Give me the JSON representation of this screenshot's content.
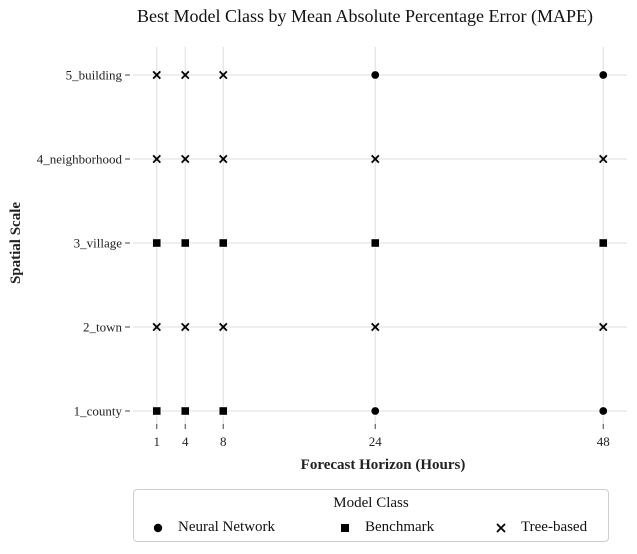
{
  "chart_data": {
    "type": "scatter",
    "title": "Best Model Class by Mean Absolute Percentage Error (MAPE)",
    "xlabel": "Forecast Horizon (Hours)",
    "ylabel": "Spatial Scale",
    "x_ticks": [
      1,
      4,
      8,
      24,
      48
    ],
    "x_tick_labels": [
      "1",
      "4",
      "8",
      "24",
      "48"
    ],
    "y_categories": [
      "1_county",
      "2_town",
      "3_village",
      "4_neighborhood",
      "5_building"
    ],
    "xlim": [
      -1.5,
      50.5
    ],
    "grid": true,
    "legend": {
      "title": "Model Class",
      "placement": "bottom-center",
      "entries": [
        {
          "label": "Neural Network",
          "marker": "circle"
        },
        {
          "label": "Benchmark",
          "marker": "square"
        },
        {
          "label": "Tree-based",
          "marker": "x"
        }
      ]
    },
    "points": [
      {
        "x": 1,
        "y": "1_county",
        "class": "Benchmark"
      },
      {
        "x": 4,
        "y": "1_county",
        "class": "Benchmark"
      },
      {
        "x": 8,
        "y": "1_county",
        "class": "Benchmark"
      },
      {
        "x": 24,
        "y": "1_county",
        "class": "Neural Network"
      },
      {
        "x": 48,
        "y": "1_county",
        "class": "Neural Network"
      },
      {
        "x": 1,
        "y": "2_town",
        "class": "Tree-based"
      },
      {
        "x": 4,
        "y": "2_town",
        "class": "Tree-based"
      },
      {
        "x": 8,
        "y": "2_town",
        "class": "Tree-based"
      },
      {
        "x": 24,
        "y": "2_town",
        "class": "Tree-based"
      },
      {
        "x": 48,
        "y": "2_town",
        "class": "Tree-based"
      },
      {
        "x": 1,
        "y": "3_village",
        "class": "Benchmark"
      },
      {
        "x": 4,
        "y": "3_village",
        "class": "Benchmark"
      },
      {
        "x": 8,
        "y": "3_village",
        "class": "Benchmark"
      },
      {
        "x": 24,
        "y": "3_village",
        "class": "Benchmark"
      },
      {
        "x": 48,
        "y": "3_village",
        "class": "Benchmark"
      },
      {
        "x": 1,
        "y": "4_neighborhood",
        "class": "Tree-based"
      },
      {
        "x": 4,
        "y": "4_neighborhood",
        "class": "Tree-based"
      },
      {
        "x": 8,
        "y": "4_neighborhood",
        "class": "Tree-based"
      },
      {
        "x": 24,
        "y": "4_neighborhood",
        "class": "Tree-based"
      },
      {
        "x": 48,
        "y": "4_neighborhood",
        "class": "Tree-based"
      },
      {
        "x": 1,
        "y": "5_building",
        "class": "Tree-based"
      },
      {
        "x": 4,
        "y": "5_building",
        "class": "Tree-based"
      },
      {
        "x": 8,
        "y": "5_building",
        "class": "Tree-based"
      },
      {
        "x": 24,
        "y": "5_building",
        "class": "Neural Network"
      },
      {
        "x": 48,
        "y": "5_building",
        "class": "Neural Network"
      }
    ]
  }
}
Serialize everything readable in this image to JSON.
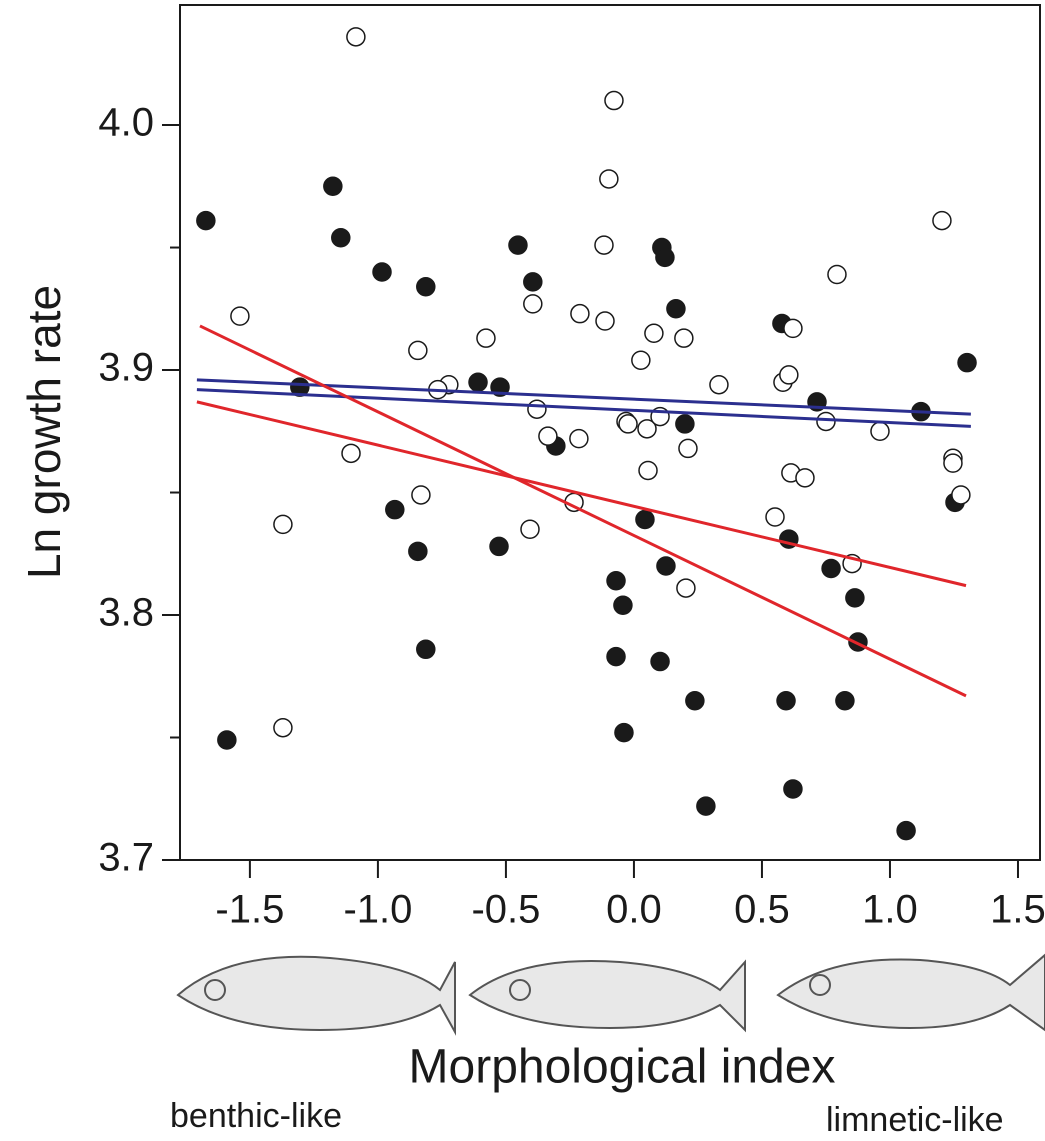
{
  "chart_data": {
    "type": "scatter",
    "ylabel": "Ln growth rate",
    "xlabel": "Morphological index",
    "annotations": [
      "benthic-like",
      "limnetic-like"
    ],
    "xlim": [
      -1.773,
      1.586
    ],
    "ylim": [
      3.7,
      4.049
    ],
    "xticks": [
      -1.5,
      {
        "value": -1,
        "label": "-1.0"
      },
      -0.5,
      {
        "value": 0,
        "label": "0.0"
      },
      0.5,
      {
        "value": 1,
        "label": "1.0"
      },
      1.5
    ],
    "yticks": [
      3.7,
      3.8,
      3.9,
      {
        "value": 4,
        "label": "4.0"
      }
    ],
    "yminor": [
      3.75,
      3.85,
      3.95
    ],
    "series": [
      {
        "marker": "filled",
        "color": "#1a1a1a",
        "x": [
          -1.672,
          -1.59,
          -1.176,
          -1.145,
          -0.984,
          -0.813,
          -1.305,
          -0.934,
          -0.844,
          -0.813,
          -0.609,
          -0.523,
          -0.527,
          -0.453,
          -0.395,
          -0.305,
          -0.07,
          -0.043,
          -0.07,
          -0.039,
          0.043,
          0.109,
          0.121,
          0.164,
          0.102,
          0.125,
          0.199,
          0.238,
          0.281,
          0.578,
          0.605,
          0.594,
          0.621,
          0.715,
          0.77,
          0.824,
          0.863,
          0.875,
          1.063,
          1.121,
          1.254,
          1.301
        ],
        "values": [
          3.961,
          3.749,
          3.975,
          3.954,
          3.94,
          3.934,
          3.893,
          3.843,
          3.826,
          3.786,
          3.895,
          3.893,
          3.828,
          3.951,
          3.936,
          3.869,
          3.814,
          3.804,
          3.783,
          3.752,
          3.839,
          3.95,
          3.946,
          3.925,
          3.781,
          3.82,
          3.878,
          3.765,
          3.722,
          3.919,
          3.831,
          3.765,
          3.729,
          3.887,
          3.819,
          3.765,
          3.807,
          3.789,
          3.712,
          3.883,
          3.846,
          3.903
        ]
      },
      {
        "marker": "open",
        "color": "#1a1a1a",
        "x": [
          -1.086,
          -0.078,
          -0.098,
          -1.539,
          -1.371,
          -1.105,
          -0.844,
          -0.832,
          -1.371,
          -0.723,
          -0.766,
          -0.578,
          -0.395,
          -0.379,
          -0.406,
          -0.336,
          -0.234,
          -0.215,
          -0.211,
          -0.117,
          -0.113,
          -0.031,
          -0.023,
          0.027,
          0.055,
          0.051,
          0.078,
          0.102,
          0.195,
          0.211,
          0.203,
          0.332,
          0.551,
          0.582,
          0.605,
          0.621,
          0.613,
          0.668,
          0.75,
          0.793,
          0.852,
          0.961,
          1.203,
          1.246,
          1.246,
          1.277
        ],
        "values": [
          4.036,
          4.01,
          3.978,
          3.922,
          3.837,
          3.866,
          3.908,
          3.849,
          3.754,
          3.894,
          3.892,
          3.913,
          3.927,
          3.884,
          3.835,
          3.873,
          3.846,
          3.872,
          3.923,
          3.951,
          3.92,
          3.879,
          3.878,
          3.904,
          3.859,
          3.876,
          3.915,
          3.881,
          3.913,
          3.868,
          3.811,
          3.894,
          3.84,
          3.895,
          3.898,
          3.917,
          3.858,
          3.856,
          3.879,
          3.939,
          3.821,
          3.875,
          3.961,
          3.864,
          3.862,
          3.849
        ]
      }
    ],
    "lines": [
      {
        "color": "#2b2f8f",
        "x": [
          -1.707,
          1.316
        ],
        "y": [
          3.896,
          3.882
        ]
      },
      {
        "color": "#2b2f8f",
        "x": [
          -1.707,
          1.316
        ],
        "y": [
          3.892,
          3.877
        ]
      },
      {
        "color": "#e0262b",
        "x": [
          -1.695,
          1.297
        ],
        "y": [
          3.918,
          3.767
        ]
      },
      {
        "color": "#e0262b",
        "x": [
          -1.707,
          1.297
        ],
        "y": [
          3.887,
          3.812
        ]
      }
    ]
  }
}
---
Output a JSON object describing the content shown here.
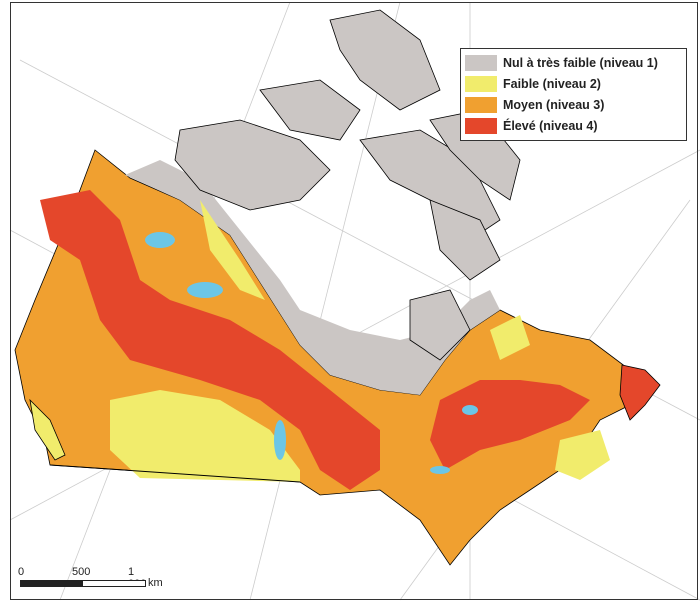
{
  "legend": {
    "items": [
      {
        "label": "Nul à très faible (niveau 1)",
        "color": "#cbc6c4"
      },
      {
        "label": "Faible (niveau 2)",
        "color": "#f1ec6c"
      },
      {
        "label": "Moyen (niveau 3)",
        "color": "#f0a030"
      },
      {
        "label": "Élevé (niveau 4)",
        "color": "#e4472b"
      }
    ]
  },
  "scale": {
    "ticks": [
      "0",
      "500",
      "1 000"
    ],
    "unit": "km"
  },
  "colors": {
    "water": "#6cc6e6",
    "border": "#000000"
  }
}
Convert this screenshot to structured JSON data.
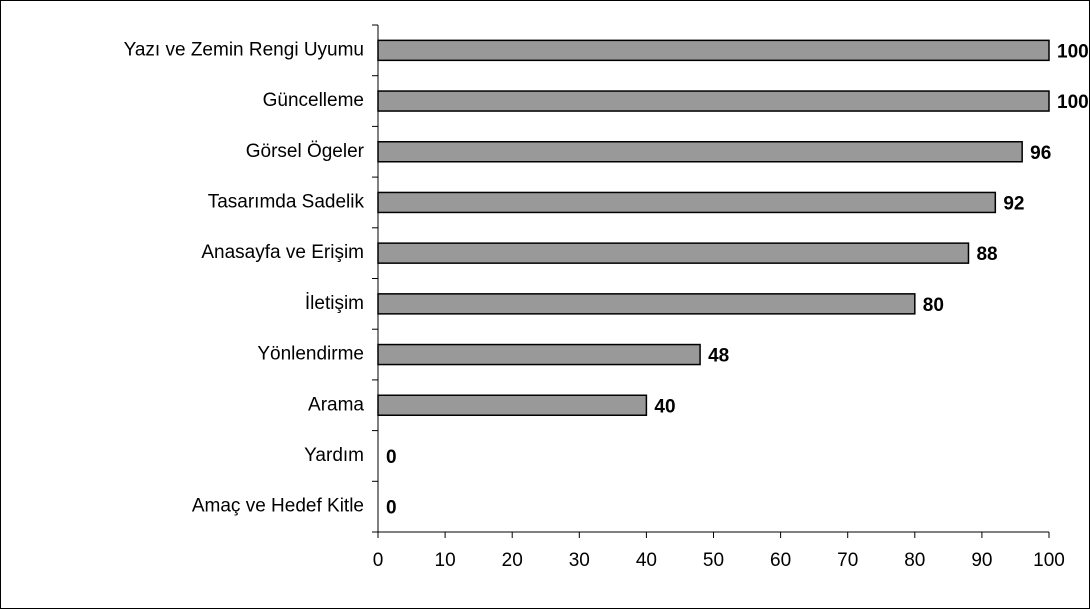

What needs to be done: Omit the pictures. Extract exactly the lines that begin with the one holding "Output a JSON" and end with the one holding "Convert this screenshot", inclusive.

Exercise response:
Output a JSON object describing the content shown here.
{
  "legend": {
    "items": [
      {
        "label": "Nul à très faible (niveau 1)",
        "color": "#cbc6c4"
      },
      {
        "label": "Faible (niveau 2)",
        "color": "#f1ec6c"
      },
      {
        "label": "Moyen (niveau 3)",
        "color": "#f0a030"
      },
      {
        "label": "Élevé (niveau 4)",
        "color": "#e4472b"
      }
    ]
  },
  "scale": {
    "ticks": [
      "0",
      "500",
      "1 000"
    ],
    "unit": "km"
  },
  "colors": {
    "water": "#6cc6e6",
    "border": "#000000"
  }
}
Convert this screenshot to structured JSON data.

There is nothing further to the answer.